Direction
Output the records exactly. Include every line.

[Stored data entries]
- - - - -
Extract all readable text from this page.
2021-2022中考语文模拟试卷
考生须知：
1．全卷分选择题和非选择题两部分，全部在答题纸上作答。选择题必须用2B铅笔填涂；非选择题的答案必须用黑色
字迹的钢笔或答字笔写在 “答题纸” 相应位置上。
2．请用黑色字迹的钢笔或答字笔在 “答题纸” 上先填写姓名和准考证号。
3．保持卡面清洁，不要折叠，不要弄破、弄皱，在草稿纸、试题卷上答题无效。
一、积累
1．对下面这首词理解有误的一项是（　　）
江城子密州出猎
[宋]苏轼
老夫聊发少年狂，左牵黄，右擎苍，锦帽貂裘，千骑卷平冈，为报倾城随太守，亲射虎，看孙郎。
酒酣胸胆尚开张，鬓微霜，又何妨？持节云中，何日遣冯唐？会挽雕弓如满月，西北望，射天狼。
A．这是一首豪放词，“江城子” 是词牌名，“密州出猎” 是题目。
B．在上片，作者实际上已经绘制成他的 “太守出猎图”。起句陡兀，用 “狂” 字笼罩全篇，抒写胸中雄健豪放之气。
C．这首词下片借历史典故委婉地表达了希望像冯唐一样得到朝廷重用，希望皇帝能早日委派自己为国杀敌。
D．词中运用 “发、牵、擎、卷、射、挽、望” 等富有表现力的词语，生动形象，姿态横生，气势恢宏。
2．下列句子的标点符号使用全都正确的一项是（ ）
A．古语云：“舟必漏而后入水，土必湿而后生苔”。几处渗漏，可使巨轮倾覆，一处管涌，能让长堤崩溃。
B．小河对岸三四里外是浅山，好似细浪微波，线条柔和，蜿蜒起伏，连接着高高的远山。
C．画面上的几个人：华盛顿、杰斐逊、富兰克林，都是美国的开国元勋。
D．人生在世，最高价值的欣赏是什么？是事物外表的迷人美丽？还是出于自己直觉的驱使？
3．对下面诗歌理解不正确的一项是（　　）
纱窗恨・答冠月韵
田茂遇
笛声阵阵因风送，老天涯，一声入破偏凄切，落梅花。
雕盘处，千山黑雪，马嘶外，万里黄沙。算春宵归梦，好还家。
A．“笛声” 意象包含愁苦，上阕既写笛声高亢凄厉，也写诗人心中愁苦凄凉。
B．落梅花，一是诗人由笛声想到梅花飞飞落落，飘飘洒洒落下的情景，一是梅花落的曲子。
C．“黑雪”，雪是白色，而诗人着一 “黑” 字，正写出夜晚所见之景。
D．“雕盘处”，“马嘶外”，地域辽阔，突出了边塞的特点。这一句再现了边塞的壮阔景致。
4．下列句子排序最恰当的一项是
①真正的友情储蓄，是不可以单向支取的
- - - - -
Final answer
Extract all readable text from this page.
2021-2022中考语文模拟试卷
考生须知：
1．全卷分选择题和非选择题两部分，全部在答题纸上作答。选择题必须用2B铅笔填涂；非选择题的答案必须用黑色
字迹的钢笔或答字笔写在 “答题纸” 相应位置上。
2．请用黑色字迹的钢笔或答字笔在 “答题纸” 上先填写姓名和准考证号。
3．保持卡面清洁，不要折叠，不要弄破、弄皱，在草稿纸、试题卷上答题无效。
一、积累
1．对下面这首词理解有误的一项是（　　）
江城子密州出猎
[宋]苏轼
老夫聊发少年狂，左牵黄，右擎苍，锦帽貂裘，千骑卷平冈，为报倾城随太守，亲射虎，看孙郎。
酒酣胸胆尚开张，鬓微霜，又何妨？持节云中，何日遣冯唐？会挽雕弓如满月，西北望，射天狼。
A．这是一首豪放词，“江城子” 是词牌名，“密州出猎” 是题目。
B．在上片，作者实际上已经绘制成他的 “太守出猎图”。起句陡兀，用 “狂” 字笼罩全篇，抒写胸中雄健豪放之气。
C．这首词下片借历史典故委婉地表达了希望像冯唐一样得到朝廷重用，希望皇帝能早日委派自己为国杀敌。
D．词中运用 “发、牵、擎、卷、射、挽、望” 等富有表现力的词语，生动形象，姿态横生，气势恢宏。
2．下列句子的标点符号使用全都正确的一项是（ ）
A．古语云：“舟必漏而后入水，土必湿而后生苔”。几处渗漏，可使巨轮倾覆，一处管涌，能让长堤崩溃。
B．小河对岸三四里外是浅山，好似细浪微波，线条柔和，蜿蜒起伏，连接着高高的远山。
C．画面上的几个人：华盛顿、杰斐逊、富兰克林，都是美国的开国元勋。
D．人生在世，最高价值的欣赏是什么？是事物外表的迷人美丽？还是出于自己直觉的驱使？
3．对下面诗歌理解不正确的一项是（　　）
纱窗恨・答冠月韵
田茂遇
笛声阵阵因风送，老天涯，一声入破偏凄切，落梅花。
雕盘处，千山黑雪，马嘶外，万里黄沙。算春宵归梦，好还家。
A．“笛声” 意象包含愁苦，上阕既写笛声高亢凄厉，也写诗人心中愁苦凄凉。
B．落梅花，一是诗人由笛声想到梅花飞飞落落，飘飘洒洒落下的情景，一是梅花落的曲子。
C．“黑雪”，雪是白色，而诗人着一 “黑” 字，正写出夜晚所见之景。
D．“雕盘处”，“马嘶外”，地域辽阔，突出了边塞的特点。这一句再现了边塞的壮阔景致。
4．下列句子排序最恰当的一项是
①真正的友情储蓄，是不可以单向支取的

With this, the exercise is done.